WHAT THIS TASK INVOLVES.
Output the material below in its entirety, exactly as given.

[Stored data]
## begin

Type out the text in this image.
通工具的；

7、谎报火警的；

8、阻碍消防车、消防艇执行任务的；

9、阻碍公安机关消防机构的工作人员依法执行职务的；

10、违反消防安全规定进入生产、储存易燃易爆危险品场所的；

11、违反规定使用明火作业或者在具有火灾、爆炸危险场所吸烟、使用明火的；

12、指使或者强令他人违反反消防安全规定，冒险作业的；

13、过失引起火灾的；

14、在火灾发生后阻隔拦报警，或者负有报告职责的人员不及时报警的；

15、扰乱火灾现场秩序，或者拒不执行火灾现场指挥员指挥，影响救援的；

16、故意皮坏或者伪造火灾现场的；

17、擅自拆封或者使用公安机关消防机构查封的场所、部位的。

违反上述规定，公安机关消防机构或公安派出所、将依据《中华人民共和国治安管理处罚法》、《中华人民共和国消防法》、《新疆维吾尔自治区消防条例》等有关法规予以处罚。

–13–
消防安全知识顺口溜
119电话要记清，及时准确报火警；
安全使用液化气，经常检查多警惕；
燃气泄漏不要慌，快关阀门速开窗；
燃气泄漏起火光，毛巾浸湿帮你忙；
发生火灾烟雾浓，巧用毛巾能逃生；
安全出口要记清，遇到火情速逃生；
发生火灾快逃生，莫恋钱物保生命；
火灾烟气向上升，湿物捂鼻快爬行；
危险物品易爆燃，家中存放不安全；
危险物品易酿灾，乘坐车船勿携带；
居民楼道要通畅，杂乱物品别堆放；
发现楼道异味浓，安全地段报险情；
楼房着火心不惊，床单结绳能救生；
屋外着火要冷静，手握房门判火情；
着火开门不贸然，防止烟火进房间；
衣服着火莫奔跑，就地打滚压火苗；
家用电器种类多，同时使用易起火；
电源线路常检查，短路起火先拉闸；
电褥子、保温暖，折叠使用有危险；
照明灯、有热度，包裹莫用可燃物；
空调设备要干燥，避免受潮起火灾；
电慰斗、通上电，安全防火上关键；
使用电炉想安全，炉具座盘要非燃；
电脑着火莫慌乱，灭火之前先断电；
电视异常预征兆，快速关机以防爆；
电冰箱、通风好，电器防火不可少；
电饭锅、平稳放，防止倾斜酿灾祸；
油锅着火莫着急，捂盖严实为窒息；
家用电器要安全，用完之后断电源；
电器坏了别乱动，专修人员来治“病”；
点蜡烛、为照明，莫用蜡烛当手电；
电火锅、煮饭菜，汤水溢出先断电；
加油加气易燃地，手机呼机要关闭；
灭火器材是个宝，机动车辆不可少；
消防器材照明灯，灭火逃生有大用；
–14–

## end

TASK SOLUTION.
Type out the text in this image.
通工具的；

7、谎报火警的；

8、阻碍消防车、消防艇执行任务的；

9、阻碍公安机关消防机构的工作人员依法执行职务的；

10、违反消防安全规定进入生产、储存易燃易爆危险品场所的；

11、违反规定使用明火作业或者在具有火灾、爆炸危险场所吸烟、使用明火的；

12、指使或者强令他人违反反消防安全规定，冒险作业的；

13、过失引起火灾的；

14、在火灾发生后阻隔拦报警，或者负有报告职责的人员不及时报警的；

15、扰乱火灾现场秩序，或者拒不执行火灾现场指挥员指挥，影响救援的；

16、故意皮坏或者伪造火灾现场的；

17、擅自拆封或者使用公安机关消防机构查封的场所、部位的。

违反上述规定，公安机关消防机构或公安派出所、将依据《中华人民共和国治安管理处罚法》、《中华人民共和国消防法》、《新疆维吾尔自治区消防条例》等有关法规予以处罚。

–13–
消防安全知识顺口溜
119电话要记清，及时准确报火警；
安全使用液化气，经常检查多警惕；
燃气泄漏不要慌，快关阀门速开窗；
燃气泄漏起火光，毛巾浸湿帮你忙；
发生火灾烟雾浓，巧用毛巾能逃生；
安全出口要记清，遇到火情速逃生；
发生火灾快逃生，莫恋钱物保生命；
火灾烟气向上升，湿物捂鼻快爬行；
危险物品易爆燃，家中存放不安全；
危险物品易酿灾，乘坐车船勿携带；
居民楼道要通畅，杂乱物品别堆放；
发现楼道异味浓，安全地段报险情；
楼房着火心不惊，床单结绳能救生；
屋外着火要冷静，手握房门判火情；
着火开门不贸然，防止烟火进房间；
衣服着火莫奔跑，就地打滚压火苗；
家用电器种类多，同时使用易起火；
电源线路常检查，短路起火先拉闸；
电褥子、保温暖，折叠使用有危险；
照明灯、有热度，包裹莫用可燃物；
空调设备要干燥，避免受潮起火灾；
电慰斗、通上电，安全防火上关键；
使用电炉想安全，炉具座盘要非燃；
电脑着火莫慌乱，灭火之前先断电；
电视异常预征兆，快速关机以防爆；
电冰箱、通风好，电器防火不可少；
电饭锅、平稳放，防止倾斜酿灾祸；
油锅着火莫着急，捂盖严实为窒息；
家用电器要安全，用完之后断电源；
电器坏了别乱动，专修人员来治“病”；
点蜡烛、为照明，莫用蜡烛当手电；
电火锅、煮饭菜，汤水溢出先断电；
加油加气易燃地，手机呼机要关闭；
灭火器材是个宝，机动车辆不可少；
消防器材照明灯，灭火逃生有大用；
–14–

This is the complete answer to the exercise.